• [Exercise material]
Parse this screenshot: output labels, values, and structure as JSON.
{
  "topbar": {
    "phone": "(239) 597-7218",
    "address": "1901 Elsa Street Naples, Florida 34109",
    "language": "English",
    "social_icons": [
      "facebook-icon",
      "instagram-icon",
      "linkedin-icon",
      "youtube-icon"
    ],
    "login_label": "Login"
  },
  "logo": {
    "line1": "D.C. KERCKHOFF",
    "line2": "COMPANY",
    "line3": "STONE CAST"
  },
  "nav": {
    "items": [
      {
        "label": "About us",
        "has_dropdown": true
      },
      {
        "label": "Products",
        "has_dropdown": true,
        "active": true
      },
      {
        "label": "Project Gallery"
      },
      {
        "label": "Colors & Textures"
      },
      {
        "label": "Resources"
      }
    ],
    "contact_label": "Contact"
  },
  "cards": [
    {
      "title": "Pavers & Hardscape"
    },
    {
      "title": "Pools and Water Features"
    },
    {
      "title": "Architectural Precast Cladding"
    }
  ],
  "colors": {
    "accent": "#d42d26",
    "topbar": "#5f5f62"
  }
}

• [The problem] Copy all data exactly, start to finish.

• [Worked answer]
Parse this screenshot: output labels, values, and structure as JSON.
{
  "topbar": {
    "phone": "(239) 597-7218",
    "address": "1901 Elsa Street Naples, Florida 34109",
    "language": "English",
    "social_icons": [
      "facebook-icon",
      "instagram-icon",
      "linkedin-icon",
      "youtube-icon"
    ],
    "login_label": "Login"
  },
  "logo": {
    "line1": "D.C. KERCKHOFF",
    "line2": "COMPANY",
    "line3": "STONE CAST"
  },
  "nav": {
    "items": [
      {
        "label": "About us",
        "has_dropdown": true
      },
      {
        "label": "Products",
        "has_dropdown": true,
        "active": true
      },
      {
        "label": "Project Gallery"
      },
      {
        "label": "Colors & Textures"
      },
      {
        "label": "Resources"
      }
    ],
    "contact_label": "Contact"
  },
  "cards": [
    {
      "title": "Pavers & Hardscape"
    },
    {
      "title": "Pools and Water Features"
    },
    {
      "title": "Architectural Precast Cladding"
    }
  ],
  "colors": {
    "accent": "#d42d26",
    "topbar": "#5f5f62"
  }
}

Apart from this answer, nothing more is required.